[Data entries]
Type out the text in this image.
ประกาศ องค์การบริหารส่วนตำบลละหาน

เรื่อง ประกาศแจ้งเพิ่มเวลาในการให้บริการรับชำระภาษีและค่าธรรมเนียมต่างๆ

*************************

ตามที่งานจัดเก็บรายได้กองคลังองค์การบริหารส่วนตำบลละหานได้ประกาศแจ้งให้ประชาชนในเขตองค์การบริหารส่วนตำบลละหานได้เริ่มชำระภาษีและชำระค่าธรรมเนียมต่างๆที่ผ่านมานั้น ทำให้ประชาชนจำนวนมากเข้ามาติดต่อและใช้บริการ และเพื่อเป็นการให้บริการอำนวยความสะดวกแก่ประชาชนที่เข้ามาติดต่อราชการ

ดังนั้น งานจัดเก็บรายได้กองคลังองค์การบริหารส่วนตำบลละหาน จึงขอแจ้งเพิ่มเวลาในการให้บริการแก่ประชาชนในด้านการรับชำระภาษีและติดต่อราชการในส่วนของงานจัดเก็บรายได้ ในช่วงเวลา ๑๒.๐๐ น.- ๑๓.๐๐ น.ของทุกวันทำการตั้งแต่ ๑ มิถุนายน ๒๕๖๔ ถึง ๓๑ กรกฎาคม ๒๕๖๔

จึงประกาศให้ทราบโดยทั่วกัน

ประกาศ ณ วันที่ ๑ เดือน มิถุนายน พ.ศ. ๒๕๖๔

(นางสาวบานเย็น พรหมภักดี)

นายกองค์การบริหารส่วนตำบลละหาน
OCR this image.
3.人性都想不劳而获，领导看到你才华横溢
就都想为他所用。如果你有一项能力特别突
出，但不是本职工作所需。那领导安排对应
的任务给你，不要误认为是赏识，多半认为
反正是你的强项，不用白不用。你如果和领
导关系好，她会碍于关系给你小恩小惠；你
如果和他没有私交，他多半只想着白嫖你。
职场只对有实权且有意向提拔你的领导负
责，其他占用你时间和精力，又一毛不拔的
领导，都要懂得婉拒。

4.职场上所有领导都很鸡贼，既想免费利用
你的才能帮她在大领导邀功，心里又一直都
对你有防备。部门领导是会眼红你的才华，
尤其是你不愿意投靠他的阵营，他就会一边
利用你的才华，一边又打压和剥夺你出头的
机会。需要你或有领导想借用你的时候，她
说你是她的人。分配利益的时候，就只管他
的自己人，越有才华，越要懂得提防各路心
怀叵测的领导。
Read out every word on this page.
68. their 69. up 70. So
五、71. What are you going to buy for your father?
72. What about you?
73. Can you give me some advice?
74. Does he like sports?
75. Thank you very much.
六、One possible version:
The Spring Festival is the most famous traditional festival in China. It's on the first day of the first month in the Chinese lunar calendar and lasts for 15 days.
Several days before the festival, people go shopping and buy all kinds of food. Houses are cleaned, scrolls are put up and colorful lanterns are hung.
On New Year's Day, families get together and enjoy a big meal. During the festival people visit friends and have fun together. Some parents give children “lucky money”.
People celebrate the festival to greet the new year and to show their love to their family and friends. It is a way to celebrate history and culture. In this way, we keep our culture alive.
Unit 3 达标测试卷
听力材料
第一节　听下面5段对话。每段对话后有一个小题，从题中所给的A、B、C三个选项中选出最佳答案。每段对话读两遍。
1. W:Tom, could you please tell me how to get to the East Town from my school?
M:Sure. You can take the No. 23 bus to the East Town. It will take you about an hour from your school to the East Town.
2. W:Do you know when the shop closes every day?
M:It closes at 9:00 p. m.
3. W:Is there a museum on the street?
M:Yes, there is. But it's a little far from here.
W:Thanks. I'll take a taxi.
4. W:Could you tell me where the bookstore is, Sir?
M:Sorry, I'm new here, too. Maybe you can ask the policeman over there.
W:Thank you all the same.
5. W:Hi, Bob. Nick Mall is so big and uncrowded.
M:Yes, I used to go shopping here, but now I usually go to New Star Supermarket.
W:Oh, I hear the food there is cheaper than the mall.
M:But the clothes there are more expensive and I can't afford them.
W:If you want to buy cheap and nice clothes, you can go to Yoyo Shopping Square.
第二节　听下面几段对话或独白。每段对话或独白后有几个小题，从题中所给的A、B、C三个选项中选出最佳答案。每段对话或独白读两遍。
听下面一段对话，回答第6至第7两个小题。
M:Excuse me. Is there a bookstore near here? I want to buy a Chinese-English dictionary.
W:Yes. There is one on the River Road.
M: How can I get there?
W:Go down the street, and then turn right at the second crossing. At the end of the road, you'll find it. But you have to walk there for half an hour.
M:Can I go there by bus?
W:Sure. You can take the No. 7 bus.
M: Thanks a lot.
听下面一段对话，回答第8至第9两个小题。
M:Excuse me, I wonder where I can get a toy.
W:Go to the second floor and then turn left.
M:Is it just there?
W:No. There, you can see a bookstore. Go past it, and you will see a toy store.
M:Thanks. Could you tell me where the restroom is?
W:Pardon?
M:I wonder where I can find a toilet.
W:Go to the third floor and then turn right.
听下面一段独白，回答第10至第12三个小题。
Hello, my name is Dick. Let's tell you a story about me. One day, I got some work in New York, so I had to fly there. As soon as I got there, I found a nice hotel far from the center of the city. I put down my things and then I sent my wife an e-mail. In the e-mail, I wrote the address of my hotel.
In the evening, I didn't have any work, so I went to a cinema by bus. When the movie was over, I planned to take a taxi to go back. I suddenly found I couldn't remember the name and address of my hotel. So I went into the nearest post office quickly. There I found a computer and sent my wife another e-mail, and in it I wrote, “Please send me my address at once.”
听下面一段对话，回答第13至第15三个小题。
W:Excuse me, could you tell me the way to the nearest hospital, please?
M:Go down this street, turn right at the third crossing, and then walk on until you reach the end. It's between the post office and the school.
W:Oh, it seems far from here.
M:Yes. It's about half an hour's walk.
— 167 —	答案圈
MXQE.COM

** Problem description **
Without leaving anything out, quote all the data.

** Exercise response **
Type out the text in this image.
ประกาศ องค์การบริหารส่วนตำบลละหาน

เรื่อง ประกาศแจ้งเพิ่มเวลาในการให้บริการรับชำระภาษีและค่าธรรมเนียมต่างๆ

*************************

ตามที่งานจัดเก็บรายได้กองคลังองค์การบริหารส่วนตำบลละหานได้ประกาศแจ้งให้ประชาชนในเขตองค์การบริหารส่วนตำบลละหานได้เริ่มชำระภาษีและชำระค่าธรรมเนียมต่างๆที่ผ่านมานั้น ทำให้ประชาชนจำนวนมากเข้ามาติดต่อและใช้บริการ และเพื่อเป็นการให้บริการอำนวยความสะดวกแก่ประชาชนที่เข้ามาติดต่อราชการ

ดังนั้น งานจัดเก็บรายได้กองคลังองค์การบริหารส่วนตำบลละหาน จึงขอแจ้งเพิ่มเวลาในการให้บริการแก่ประชาชนในด้านการรับชำระภาษีและติดต่อราชการในส่วนของงานจัดเก็บรายได้ ในช่วงเวลา ๑๒.๐๐ น.- ๑๓.๐๐ น.ของทุกวันทำการตั้งแต่ ๑ มิถุนายน ๒๕๖๔ ถึง ๓๑ กรกฎาคม ๒๕๖๔

จึงประกาศให้ทราบโดยทั่วกัน

ประกาศ ณ วันที่ ๑ เดือน มิถุนายน พ.ศ. ๒๕๖๔

(นางสาวบานเย็น พรหมภักดี)

นายกองค์การบริหารส่วนตำบลละหาน
OCR this image.
3.人性都想不劳而获，领导看到你才华横溢
就都想为他所用。如果你有一项能力特别突
出，但不是本职工作所需。那领导安排对应
的任务给你，不要误认为是赏识，多半认为
反正是你的强项，不用白不用。你如果和领
导关系好，她会碍于关系给你小恩小惠；你
如果和他没有私交，他多半只想着白嫖你。
职场只对有实权且有意向提拔你的领导负
责，其他占用你时间和精力，又一毛不拔的
领导，都要懂得婉拒。

4.职场上所有领导都很鸡贼，既想免费利用
你的才能帮她在大领导邀功，心里又一直都
对你有防备。部门领导是会眼红你的才华，
尤其是你不愿意投靠他的阵营，他就会一边
利用你的才华，一边又打压和剥夺你出头的
机会。需要你或有领导想借用你的时候，她
说你是她的人。分配利益的时候，就只管他
的自己人，越有才华，越要懂得提防各路心
怀叵测的领导。
Read out every word on this page.
68. their 69. up 70. So
五、71. What are you going to buy for your father?
72. What about you?
73. Can you give me some advice?
74. Does he like sports?
75. Thank you very much.
六、One possible version:
The Spring Festival is the most famous traditional festival in China. It's on the first day of the first month in the Chinese lunar calendar and lasts for 15 days.
Several days before the festival, people go shopping and buy all kinds of food. Houses are cleaned, scrolls are put up and colorful lanterns are hung.
On New Year's Day, families get together and enjoy a big meal. During the festival people visit friends and have fun together. Some parents give children “lucky money”.
People celebrate the festival to greet the new year and to show their love to their family and friends. It is a way to celebrate history and culture. In this way, we keep our culture alive.
Unit 3 达标测试卷
听力材料
第一节　听下面5段对话。每段对话后有一个小题，从题中所给的A、B、C三个选项中选出最佳答案。每段对话读两遍。
1. W:Tom, could you please tell me how to get to the East Town from my school?
M:Sure. You can take the No. 23 bus to the East Town. It will take you about an hour from your school to the East Town.
2. W:Do you know when the shop closes every day?
M:It closes at 9:00 p. m.
3. W:Is there a museum on the street?
M:Yes, there is. But it's a little far from here.
W:Thanks. I'll take a taxi.
4. W:Could you tell me where the bookstore is, Sir?
M:Sorry, I'm new here, too. Maybe you can ask the policeman over there.
W:Thank you all the same.
5. W:Hi, Bob. Nick Mall is so big and uncrowded.
M:Yes, I used to go shopping here, but now I usually go to New Star Supermarket.
W:Oh, I hear the food there is cheaper than the mall.
M:But the clothes there are more expensive and I can't afford them.
W:If you want to buy cheap and nice clothes, you can go to Yoyo Shopping Square.
第二节　听下面几段对话或独白。每段对话或独白后有几个小题，从题中所给的A、B、C三个选项中选出最佳答案。每段对话或独白读两遍。
听下面一段对话，回答第6至第7两个小题。
M:Excuse me. Is there a bookstore near here? I want to buy a Chinese-English dictionary.
W:Yes. There is one on the River Road.
M: How can I get there?
W:Go down the street, and then turn right at the second crossing. At the end of the road, you'll find it. But you have to walk there for half an hour.
M:Can I go there by bus?
W:Sure. You can take the No. 7 bus.
M: Thanks a lot.
听下面一段对话，回答第8至第9两个小题。
M:Excuse me, I wonder where I can get a toy.
W:Go to the second floor and then turn left.
M:Is it just there?
W:No. There, you can see a bookstore. Go past it, and you will see a toy store.
M:Thanks. Could you tell me where the restroom is?
W:Pardon?
M:I wonder where I can find a toilet.
W:Go to the third floor and then turn right.
听下面一段独白，回答第10至第12三个小题。
Hello, my name is Dick. Let's tell you a story about me. One day, I got some work in New York, so I had to fly there. As soon as I got there, I found a nice hotel far from the center of the city. I put down my things and then I sent my wife an e-mail. In the e-mail, I wrote the address of my hotel.
In the evening, I didn't have any work, so I went to a cinema by bus. When the movie was over, I planned to take a taxi to go back. I suddenly found I couldn't remember the name and address of my hotel. So I went into the nearest post office quickly. There I found a computer and sent my wife another e-mail, and in it I wrote, “Please send me my address at once.”
听下面一段对话，回答第13至第15三个小题。
W:Excuse me, could you tell me the way to the nearest hospital, please?
M:Go down this street, turn right at the third crossing, and then walk on until you reach the end. It's between the post office and the school.
W:Oh, it seems far from here.
M:Yes. It's about half an hour's walk.
— 167 —	答案圈
MXQE.COM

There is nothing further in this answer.